* _What you have to do_
Search the records for the word "woman" and pick out every line that has it.
--- START OF The input ---
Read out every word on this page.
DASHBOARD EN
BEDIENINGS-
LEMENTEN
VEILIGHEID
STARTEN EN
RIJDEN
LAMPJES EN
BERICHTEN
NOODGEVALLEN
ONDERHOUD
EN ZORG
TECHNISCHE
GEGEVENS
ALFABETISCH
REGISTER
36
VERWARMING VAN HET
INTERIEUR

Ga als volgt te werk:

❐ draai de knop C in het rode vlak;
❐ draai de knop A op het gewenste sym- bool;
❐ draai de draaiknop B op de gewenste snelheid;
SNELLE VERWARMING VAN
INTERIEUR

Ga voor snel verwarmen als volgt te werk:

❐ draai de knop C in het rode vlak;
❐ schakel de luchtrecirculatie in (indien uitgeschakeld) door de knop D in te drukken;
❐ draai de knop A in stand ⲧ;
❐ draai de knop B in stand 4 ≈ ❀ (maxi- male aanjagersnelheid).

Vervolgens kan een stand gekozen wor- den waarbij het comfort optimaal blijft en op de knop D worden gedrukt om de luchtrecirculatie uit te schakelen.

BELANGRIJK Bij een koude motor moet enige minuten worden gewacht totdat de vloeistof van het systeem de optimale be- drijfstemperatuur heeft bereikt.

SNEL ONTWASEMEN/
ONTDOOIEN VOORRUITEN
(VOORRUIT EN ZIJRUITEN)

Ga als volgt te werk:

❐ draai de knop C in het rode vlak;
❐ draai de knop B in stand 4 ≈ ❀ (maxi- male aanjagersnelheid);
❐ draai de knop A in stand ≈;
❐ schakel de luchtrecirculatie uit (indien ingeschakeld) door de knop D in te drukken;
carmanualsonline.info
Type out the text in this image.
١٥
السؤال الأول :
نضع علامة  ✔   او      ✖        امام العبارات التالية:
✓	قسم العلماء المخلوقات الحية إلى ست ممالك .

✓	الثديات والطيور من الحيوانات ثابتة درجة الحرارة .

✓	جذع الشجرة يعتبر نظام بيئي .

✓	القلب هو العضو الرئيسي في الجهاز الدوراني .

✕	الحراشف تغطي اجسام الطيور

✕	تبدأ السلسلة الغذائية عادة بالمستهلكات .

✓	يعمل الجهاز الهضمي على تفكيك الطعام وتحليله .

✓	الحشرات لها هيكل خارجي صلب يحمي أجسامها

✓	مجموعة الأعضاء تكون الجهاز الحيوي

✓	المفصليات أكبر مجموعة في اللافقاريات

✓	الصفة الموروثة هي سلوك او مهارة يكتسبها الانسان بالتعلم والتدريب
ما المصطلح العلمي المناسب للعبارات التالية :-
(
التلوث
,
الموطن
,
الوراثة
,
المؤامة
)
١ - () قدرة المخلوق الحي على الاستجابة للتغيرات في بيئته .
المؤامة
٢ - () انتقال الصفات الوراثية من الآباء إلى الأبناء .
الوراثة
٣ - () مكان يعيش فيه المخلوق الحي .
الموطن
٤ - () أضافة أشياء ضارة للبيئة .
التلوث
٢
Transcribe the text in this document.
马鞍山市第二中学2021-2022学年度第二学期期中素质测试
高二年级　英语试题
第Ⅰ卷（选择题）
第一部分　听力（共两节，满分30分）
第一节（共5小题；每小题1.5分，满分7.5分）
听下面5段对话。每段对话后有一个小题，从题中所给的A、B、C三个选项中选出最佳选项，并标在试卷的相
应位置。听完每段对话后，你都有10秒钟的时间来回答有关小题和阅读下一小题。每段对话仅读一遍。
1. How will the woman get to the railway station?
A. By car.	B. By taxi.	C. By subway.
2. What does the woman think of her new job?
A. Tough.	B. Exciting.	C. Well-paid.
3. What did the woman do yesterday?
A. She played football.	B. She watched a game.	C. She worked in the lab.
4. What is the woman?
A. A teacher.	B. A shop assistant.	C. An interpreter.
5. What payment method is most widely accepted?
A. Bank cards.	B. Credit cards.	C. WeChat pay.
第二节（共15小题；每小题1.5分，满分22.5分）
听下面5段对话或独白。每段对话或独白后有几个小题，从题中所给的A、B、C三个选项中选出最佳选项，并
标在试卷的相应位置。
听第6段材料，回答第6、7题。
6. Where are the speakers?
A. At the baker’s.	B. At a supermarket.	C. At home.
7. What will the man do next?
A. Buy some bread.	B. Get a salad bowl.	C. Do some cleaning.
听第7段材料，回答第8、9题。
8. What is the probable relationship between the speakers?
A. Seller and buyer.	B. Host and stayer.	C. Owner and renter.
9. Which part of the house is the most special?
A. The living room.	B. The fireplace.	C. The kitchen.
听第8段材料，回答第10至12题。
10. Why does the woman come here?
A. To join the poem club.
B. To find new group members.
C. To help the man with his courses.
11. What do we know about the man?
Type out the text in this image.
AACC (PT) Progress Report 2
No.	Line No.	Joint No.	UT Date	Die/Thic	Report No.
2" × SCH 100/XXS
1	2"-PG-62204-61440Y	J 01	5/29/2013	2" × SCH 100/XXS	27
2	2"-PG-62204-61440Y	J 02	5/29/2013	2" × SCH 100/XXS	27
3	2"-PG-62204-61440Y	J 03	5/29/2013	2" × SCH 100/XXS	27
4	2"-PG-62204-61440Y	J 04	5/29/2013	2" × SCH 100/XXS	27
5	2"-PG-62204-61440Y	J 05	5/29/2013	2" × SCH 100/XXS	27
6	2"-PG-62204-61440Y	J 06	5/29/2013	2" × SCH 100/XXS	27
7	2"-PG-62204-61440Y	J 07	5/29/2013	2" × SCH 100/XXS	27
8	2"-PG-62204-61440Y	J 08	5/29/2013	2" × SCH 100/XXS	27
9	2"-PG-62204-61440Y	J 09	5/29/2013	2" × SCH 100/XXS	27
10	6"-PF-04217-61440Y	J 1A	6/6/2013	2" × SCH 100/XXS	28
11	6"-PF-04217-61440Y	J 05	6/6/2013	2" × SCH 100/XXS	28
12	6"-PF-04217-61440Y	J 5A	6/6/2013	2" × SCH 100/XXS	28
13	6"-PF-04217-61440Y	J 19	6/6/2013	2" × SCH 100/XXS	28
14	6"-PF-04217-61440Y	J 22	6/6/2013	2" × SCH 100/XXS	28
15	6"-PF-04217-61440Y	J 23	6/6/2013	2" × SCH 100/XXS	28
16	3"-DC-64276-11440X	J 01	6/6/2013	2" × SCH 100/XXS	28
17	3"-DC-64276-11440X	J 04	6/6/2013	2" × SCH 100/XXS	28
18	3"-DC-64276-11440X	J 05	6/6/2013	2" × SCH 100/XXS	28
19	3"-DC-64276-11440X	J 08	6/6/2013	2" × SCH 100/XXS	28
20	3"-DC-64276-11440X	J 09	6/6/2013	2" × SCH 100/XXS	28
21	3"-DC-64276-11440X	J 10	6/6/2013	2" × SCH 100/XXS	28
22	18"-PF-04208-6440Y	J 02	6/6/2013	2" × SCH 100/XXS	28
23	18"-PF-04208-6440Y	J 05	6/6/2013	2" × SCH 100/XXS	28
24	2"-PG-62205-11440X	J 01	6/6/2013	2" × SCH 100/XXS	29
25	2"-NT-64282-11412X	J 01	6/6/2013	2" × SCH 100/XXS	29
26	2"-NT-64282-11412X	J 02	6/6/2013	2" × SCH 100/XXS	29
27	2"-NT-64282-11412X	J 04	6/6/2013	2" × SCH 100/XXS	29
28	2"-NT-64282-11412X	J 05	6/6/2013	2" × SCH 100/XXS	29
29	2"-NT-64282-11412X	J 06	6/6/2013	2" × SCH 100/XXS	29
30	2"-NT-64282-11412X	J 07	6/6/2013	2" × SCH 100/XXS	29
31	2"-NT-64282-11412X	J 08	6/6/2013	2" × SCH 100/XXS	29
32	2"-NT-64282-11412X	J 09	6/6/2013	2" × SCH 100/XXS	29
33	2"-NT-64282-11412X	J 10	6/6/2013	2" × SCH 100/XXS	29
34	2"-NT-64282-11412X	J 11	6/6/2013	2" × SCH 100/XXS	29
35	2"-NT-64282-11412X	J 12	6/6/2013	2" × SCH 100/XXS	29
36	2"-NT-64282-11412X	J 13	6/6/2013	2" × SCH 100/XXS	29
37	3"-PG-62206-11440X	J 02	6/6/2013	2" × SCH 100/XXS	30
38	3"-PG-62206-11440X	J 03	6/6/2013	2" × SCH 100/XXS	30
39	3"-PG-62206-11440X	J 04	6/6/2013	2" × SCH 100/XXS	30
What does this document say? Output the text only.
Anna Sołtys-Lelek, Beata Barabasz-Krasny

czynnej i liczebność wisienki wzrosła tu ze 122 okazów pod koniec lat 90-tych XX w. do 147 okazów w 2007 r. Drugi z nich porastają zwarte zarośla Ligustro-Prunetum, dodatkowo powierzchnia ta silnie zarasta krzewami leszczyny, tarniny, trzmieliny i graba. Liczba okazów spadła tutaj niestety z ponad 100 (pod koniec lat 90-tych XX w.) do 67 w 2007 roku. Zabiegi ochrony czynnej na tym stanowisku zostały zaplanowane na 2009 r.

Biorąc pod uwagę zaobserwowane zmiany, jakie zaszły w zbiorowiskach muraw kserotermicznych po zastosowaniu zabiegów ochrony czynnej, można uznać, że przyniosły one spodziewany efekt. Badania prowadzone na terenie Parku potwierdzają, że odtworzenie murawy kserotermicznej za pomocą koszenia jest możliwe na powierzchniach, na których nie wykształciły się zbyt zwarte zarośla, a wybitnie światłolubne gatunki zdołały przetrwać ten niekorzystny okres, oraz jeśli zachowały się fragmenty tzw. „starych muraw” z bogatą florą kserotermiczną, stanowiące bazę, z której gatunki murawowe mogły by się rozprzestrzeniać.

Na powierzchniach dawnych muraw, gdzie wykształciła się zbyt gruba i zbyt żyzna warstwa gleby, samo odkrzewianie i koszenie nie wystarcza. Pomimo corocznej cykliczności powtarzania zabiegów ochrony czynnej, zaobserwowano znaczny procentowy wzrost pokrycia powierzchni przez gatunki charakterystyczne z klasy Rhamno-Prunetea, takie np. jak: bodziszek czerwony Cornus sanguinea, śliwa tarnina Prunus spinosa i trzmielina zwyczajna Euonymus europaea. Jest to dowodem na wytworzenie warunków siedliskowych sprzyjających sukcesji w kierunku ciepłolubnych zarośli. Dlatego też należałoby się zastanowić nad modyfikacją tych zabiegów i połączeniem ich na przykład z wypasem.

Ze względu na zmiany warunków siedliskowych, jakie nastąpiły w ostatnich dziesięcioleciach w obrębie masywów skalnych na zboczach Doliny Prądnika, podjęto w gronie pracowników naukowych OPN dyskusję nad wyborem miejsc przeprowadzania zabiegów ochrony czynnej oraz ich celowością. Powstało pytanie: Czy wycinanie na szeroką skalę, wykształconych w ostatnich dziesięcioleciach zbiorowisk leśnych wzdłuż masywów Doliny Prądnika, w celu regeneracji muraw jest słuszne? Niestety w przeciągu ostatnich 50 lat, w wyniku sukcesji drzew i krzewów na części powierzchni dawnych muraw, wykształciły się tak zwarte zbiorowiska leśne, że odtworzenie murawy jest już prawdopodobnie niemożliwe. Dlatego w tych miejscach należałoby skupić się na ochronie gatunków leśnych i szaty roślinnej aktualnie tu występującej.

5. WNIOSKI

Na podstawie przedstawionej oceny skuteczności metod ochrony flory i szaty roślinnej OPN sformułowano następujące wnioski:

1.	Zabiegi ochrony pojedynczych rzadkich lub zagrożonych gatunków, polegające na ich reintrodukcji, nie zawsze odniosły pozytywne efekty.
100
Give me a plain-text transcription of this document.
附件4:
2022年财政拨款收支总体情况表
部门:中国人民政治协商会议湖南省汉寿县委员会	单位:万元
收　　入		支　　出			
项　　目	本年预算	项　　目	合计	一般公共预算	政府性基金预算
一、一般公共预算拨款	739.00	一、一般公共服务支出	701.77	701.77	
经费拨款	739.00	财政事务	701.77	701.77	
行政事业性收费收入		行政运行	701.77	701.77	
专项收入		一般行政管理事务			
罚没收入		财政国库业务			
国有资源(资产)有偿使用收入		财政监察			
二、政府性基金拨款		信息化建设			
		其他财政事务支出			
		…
--- END OF The input ---
* _Completed exercise_
1. How will the woman get to the railway station?
2. What does the woman think of her new job?
3. What did the woman do yesterday?
4. What is the woman?
10. Why does the woman come here?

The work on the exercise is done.